» **Material supplied**:
## begin

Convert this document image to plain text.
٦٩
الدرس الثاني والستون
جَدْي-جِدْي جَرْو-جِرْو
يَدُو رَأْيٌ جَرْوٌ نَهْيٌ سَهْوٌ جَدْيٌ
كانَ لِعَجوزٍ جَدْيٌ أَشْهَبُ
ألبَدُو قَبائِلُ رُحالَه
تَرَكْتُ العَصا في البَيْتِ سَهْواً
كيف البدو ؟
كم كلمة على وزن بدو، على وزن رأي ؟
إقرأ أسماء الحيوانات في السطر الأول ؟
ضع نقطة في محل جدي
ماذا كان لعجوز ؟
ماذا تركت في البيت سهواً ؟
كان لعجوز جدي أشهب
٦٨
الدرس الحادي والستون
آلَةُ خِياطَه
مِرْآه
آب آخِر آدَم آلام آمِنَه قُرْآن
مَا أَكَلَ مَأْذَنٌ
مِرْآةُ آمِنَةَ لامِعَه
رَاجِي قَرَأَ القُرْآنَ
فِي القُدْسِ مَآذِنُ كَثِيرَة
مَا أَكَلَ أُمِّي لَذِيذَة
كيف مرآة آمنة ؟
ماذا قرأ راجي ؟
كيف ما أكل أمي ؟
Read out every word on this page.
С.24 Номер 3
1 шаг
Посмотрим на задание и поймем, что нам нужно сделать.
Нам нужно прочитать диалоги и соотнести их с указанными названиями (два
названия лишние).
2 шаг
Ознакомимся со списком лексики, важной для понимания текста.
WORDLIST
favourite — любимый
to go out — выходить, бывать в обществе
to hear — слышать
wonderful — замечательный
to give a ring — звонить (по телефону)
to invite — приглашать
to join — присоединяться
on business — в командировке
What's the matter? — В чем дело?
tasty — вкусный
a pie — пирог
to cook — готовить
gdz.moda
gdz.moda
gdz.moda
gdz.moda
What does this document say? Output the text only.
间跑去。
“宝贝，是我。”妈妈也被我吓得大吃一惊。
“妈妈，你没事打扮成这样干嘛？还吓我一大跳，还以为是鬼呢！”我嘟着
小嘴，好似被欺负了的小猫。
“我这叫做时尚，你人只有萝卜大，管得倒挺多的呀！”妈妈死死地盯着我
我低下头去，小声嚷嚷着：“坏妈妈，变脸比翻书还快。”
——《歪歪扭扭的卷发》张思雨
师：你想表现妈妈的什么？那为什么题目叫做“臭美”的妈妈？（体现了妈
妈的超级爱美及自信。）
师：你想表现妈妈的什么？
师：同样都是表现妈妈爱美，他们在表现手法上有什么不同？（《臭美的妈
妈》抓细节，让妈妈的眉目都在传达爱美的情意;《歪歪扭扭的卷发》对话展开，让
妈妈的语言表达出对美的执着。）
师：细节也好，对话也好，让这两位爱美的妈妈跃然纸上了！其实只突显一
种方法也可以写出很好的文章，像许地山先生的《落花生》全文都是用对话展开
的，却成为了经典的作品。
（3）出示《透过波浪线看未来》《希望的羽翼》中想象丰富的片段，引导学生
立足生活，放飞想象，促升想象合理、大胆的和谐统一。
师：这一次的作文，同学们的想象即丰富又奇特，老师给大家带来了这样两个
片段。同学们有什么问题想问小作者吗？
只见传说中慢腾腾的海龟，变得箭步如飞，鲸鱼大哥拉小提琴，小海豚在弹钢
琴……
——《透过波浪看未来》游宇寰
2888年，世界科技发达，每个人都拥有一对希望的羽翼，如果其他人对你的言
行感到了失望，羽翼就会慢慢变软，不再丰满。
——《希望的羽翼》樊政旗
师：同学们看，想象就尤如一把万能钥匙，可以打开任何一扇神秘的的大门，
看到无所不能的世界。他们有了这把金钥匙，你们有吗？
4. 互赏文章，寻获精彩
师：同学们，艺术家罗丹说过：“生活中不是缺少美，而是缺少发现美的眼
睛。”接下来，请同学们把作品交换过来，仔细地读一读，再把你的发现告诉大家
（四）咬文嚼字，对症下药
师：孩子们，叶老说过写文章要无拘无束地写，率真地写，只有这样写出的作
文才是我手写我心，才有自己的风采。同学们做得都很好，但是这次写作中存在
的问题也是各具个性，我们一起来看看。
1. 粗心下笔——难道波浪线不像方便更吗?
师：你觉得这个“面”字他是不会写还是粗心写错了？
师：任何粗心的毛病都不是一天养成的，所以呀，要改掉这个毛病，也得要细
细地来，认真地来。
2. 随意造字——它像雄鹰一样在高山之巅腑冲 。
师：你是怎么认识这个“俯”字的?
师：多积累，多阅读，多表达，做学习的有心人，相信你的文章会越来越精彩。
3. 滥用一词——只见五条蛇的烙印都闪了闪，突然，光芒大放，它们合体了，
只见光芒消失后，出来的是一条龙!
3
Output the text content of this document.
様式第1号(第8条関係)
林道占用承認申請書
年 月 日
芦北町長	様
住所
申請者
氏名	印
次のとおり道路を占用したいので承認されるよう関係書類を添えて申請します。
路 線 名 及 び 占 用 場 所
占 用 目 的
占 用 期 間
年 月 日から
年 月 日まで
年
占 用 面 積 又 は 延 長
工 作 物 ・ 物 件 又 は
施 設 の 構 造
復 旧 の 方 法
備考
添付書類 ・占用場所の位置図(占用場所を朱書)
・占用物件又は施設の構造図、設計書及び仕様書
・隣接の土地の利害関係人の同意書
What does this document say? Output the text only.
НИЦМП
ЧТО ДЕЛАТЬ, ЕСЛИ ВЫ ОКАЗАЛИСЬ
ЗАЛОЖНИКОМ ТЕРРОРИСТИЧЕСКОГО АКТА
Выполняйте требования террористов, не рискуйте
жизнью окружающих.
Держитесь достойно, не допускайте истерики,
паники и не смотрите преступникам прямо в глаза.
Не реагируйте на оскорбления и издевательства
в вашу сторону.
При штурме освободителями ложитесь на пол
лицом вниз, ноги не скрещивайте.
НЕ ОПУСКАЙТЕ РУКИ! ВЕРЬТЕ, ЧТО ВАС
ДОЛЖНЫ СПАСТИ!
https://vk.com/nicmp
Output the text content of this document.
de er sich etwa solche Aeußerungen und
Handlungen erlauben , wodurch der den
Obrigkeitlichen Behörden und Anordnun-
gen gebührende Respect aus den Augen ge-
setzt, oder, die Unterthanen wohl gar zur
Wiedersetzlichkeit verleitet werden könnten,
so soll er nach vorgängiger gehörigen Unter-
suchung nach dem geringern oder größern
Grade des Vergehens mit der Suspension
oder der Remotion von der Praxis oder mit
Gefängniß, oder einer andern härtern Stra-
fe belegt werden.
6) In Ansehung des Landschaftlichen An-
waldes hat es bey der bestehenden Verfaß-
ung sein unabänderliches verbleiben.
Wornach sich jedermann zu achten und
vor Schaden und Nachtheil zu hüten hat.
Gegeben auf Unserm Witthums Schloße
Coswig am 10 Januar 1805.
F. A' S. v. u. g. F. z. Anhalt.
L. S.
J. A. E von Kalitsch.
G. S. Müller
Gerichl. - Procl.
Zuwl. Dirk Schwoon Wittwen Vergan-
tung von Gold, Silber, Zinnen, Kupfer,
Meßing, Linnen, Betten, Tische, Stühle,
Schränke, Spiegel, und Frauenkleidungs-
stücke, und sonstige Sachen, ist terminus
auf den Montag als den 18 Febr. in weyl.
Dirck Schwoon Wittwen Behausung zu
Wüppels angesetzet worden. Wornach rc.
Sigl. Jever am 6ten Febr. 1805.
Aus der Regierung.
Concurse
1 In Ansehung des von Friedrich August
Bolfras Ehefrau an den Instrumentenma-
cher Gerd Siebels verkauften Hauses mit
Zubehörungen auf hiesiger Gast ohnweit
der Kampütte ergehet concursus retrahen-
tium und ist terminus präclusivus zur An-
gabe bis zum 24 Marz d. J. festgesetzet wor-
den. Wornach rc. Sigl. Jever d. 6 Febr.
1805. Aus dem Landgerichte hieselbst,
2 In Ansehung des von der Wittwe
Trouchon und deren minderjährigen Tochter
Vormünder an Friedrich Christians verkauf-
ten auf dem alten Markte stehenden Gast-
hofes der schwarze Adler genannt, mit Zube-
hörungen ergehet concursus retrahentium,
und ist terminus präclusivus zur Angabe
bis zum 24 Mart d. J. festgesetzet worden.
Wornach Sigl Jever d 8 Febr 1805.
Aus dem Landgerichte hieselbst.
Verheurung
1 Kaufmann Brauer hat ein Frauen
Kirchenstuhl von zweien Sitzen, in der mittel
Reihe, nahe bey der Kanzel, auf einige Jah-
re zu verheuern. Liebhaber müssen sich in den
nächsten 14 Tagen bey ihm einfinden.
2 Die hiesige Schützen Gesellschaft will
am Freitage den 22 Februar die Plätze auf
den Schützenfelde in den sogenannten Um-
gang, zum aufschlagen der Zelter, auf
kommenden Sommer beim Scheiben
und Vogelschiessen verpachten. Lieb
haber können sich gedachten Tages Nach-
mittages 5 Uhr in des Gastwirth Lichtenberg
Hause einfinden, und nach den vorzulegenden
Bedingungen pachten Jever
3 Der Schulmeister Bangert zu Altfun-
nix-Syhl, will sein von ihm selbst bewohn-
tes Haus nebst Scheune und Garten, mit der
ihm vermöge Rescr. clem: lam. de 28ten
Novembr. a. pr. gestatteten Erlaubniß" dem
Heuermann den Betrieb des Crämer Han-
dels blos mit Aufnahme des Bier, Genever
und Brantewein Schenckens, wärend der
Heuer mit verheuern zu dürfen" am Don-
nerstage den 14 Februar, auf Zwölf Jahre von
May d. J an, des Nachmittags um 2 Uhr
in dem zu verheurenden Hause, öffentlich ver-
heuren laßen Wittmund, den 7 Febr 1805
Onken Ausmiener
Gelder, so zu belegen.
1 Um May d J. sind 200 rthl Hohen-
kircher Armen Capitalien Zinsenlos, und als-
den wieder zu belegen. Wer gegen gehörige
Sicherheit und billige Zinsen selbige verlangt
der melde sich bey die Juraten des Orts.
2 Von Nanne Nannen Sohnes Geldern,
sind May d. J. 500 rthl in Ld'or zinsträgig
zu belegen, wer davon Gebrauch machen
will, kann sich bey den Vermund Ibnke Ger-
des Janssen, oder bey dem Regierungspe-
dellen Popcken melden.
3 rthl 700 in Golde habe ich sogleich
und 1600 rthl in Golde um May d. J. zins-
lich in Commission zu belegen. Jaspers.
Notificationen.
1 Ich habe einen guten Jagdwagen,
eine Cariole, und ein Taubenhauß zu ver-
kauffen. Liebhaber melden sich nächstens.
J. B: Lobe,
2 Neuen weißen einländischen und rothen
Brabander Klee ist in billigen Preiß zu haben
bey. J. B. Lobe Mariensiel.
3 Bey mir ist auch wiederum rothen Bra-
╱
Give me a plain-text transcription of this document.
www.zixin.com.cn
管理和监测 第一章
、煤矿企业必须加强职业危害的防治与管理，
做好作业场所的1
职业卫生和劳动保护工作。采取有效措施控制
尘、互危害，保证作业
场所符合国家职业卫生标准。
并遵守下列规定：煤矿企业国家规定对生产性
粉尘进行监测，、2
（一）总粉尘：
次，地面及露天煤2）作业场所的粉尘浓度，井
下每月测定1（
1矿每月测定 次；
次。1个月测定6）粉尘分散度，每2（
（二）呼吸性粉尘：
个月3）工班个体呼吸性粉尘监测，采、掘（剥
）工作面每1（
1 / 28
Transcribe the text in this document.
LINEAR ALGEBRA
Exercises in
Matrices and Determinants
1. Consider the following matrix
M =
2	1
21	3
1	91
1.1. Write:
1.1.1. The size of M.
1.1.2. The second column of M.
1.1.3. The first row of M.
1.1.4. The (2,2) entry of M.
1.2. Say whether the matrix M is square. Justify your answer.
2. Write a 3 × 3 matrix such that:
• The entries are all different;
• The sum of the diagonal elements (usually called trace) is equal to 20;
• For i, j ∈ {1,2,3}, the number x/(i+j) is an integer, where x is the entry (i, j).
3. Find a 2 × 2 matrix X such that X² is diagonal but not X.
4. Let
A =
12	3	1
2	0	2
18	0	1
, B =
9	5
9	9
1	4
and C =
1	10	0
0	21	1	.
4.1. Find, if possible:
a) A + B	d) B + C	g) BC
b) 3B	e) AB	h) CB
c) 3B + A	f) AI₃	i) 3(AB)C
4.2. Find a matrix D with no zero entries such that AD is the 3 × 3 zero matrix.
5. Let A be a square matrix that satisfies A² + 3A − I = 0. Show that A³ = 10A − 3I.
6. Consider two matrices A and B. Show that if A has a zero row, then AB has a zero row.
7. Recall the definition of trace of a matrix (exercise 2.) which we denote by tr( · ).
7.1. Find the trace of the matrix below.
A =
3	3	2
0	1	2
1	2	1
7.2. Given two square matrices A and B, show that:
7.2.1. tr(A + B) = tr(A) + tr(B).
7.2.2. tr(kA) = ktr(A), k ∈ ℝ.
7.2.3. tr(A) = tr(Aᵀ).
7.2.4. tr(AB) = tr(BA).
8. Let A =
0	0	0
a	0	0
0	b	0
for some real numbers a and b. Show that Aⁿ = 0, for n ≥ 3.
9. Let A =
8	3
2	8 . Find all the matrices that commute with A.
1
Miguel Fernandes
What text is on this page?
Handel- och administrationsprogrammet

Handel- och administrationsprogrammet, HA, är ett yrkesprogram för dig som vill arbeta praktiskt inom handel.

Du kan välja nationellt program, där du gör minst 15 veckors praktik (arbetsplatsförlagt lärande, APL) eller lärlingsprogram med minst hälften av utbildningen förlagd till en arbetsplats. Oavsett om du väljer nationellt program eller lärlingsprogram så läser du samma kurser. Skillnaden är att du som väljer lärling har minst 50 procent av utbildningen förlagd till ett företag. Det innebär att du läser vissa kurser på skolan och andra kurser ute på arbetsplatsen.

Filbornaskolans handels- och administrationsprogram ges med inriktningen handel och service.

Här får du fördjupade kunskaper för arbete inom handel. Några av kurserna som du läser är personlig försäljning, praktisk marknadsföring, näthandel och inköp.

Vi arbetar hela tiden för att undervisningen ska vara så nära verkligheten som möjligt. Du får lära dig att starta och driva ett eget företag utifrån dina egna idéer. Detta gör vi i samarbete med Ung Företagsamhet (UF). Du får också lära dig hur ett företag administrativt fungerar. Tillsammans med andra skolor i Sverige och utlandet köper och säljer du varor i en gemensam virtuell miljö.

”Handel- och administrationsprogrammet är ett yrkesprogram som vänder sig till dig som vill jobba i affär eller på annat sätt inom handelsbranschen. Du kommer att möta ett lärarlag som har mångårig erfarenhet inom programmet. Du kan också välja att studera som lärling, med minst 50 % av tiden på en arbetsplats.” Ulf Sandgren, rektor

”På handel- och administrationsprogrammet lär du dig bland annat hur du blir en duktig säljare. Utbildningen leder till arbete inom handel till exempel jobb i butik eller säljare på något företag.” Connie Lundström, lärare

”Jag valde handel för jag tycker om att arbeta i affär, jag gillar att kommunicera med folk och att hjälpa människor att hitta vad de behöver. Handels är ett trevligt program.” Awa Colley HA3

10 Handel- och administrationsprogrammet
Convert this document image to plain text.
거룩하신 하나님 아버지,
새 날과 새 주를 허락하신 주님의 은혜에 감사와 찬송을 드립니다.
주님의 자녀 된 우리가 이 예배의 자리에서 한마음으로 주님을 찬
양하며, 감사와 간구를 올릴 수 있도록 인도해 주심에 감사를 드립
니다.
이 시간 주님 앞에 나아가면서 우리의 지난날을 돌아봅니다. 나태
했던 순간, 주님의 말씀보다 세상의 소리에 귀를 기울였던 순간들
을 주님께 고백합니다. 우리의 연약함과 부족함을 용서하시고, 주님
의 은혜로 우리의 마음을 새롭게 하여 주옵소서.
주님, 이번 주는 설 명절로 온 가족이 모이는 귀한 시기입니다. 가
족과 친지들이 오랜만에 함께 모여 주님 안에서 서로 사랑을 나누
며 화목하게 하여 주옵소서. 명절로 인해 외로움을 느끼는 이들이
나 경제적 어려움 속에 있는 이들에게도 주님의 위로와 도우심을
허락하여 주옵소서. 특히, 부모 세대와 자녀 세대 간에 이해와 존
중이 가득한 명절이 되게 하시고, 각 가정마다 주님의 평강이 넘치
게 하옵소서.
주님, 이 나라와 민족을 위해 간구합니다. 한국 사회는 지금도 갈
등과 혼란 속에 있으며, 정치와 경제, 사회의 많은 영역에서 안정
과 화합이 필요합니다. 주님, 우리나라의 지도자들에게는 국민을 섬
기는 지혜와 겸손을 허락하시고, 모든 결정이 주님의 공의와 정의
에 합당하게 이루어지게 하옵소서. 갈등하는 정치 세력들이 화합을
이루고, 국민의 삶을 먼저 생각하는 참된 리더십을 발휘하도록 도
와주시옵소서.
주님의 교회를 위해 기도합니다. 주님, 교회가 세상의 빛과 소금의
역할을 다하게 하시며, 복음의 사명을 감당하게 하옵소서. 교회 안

## end

» **What you need to do**: Sift through the entries and copy every line with "Golde".

» **Solution**:
3 rthl 700 in Golde habe ich sogleich
und 1600 rthl in Golde um May d. J. zins-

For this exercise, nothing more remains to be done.